**Task brief**: Check each line of the material below for the string "color", then report how many lines have it, and nothing else.

^^^^^^^^^^^^^^^^

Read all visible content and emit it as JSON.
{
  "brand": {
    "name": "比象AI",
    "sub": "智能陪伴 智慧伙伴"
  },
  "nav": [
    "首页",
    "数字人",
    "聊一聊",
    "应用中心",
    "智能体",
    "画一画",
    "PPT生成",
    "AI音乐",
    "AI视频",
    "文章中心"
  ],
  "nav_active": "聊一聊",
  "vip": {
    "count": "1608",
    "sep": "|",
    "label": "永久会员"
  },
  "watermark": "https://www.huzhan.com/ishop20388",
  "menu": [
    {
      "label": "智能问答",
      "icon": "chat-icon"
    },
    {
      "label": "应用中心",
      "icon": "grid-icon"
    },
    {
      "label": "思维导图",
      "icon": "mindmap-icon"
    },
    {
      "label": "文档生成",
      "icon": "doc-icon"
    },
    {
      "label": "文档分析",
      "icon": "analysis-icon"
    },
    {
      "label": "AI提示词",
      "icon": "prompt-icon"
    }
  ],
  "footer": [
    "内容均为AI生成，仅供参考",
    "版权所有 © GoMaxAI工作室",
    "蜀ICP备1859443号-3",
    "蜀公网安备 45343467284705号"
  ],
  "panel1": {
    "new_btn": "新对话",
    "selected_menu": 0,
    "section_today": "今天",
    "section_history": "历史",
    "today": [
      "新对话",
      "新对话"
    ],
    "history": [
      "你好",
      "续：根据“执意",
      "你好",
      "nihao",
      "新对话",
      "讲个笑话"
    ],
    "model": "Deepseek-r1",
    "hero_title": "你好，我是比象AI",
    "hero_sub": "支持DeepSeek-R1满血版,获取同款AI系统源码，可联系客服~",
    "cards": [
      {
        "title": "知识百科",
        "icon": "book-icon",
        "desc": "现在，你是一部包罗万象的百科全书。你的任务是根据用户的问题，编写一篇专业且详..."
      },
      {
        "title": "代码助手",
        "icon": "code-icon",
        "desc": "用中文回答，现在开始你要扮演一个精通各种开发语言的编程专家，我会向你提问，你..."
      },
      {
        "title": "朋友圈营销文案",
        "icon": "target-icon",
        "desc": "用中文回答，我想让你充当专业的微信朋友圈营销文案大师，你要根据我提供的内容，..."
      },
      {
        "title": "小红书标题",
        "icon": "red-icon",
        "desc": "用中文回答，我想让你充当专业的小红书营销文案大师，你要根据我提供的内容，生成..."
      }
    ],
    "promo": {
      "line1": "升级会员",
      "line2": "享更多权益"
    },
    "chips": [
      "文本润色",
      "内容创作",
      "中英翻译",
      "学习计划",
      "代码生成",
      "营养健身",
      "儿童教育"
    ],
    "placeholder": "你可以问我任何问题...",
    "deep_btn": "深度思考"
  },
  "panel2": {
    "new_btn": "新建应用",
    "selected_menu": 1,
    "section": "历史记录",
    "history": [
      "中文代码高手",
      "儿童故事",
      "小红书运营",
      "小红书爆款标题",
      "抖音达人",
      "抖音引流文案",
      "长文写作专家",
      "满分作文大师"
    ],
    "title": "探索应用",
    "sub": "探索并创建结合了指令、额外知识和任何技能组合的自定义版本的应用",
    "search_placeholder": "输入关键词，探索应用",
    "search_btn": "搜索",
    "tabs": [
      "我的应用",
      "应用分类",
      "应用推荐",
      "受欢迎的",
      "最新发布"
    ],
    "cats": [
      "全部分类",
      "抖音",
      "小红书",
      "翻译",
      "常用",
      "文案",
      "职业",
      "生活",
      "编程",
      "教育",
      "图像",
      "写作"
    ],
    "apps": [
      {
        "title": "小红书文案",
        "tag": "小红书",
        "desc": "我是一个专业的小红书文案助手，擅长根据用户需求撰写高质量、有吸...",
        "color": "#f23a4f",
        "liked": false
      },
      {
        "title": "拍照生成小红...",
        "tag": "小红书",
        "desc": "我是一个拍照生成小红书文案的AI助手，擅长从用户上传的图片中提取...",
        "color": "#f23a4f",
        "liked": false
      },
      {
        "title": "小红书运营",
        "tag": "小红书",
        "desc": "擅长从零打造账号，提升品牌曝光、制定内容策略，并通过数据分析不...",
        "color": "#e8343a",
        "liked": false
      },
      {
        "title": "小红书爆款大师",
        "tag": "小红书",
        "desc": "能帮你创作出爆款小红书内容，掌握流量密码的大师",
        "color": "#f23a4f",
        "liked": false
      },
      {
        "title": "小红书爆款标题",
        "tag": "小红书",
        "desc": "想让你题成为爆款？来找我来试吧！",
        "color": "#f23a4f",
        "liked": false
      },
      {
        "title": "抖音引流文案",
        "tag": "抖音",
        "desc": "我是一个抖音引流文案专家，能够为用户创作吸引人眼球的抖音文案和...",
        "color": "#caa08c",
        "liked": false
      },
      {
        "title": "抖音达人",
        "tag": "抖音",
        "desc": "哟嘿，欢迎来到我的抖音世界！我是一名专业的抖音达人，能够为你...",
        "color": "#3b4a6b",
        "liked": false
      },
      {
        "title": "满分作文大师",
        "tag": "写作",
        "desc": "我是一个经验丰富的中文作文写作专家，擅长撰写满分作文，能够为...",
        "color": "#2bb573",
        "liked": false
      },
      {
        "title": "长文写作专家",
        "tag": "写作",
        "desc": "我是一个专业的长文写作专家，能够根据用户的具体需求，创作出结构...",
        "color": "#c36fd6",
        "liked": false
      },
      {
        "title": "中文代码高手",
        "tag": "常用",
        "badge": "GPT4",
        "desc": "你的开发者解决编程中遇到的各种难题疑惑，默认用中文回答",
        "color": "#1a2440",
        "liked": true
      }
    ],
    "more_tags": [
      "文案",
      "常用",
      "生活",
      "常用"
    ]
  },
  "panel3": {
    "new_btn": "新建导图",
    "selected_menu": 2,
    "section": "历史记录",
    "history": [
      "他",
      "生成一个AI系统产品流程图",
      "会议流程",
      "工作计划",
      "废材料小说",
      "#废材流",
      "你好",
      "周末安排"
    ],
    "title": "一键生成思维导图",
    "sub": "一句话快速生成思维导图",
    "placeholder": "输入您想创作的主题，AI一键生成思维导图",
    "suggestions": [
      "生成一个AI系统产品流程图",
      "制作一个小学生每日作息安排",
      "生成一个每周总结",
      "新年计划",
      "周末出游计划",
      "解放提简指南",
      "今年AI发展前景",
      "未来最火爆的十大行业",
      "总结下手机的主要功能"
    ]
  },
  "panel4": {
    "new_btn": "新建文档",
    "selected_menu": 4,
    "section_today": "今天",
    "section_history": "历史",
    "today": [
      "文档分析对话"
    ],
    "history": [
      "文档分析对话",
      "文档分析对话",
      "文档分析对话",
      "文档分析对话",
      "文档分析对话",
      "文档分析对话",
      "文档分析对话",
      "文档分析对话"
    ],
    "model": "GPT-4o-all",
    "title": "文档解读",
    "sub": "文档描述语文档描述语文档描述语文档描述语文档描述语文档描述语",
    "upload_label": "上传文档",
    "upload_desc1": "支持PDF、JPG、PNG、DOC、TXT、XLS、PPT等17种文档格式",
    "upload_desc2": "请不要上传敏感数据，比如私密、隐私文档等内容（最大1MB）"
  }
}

^^^^^^^^^^^^^^^^

**Solution for this exercise**: 10